-- begin Entries shown --

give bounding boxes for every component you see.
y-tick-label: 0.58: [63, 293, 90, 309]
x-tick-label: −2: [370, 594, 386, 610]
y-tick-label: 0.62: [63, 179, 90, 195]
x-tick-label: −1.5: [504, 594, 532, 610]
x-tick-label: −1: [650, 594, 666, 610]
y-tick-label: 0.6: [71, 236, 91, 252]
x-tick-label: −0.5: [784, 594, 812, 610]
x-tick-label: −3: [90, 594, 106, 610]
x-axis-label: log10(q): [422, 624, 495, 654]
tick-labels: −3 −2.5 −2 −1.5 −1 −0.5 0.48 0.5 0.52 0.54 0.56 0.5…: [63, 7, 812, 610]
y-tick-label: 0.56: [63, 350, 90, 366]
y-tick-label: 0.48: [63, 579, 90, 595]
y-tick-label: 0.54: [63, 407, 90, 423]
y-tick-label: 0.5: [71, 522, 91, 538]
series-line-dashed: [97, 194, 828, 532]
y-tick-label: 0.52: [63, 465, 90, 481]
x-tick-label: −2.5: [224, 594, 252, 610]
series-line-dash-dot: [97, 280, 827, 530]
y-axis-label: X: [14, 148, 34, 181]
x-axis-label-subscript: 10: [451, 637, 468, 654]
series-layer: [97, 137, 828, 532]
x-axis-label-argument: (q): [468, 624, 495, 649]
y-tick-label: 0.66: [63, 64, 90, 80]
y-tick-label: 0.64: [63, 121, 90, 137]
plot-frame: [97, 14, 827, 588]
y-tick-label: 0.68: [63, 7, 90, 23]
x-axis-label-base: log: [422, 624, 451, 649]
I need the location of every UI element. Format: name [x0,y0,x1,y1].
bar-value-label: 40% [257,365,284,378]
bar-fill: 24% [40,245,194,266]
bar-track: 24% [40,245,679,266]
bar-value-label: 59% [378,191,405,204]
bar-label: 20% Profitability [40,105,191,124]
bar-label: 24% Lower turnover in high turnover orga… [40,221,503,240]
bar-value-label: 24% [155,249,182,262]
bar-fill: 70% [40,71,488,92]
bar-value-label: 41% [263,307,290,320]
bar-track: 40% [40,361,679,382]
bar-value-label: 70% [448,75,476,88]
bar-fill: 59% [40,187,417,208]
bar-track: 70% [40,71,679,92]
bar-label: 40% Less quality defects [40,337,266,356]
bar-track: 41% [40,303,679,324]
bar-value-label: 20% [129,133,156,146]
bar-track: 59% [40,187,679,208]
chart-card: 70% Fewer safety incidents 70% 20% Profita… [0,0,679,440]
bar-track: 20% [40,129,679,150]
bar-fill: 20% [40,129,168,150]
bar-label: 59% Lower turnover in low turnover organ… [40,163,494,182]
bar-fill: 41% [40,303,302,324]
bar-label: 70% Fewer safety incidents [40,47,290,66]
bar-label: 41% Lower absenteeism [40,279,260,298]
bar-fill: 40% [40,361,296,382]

-- end Entries shown --

▶ _Directions for this task_
Copy out the material word for word, from its first line through the line containing "x-axis-label-base: log: [422, 624, 451, 649]".

▶ _Answer to the problem_
give bounding boxes for every component you see.
y-tick-label: 0.58: [63, 293, 90, 309]
x-tick-label: −2: [370, 594, 386, 610]
y-tick-label: 0.62: [63, 179, 90, 195]
x-tick-label: −1.5: [504, 594, 532, 610]
x-tick-label: −1: [650, 594, 666, 610]
y-tick-label: 0.6: [71, 236, 91, 252]
x-tick-label: −0.5: [784, 594, 812, 610]
x-tick-label: −3: [90, 594, 106, 610]
x-axis-label: log10(q): [422, 624, 495, 654]
tick-labels: −3 −2.5 −2 −1.5 −1 −0.5 0.48 0.5 0.52 0.54 0.56 0.5…: [63, 7, 812, 610]
y-tick-label: 0.56: [63, 350, 90, 366]
y-tick-label: 0.48: [63, 579, 90, 595]
y-tick-label: 0.54: [63, 407, 90, 423]
y-tick-label: 0.5: [71, 522, 91, 538]
series-line-dashed: [97, 194, 828, 532]
y-tick-label: 0.52: [63, 465, 90, 481]
x-tick-label: −2.5: [224, 594, 252, 610]
series-line-dash-dot: [97, 280, 827, 530]
y-axis-label: X: [14, 148, 34, 181]
x-axis-label-subscript: 10: [451, 637, 468, 654]
series-layer: [97, 137, 828, 532]
x-axis-label-argument: (q): [468, 624, 495, 649]
y-tick-label: 0.66: [63, 64, 90, 80]
y-tick-label: 0.64: [63, 121, 90, 137]
plot-frame: [97, 14, 827, 588]
y-tick-label: 0.68: [63, 7, 90, 23]
x-axis-label-base: log: [422, 624, 451, 649]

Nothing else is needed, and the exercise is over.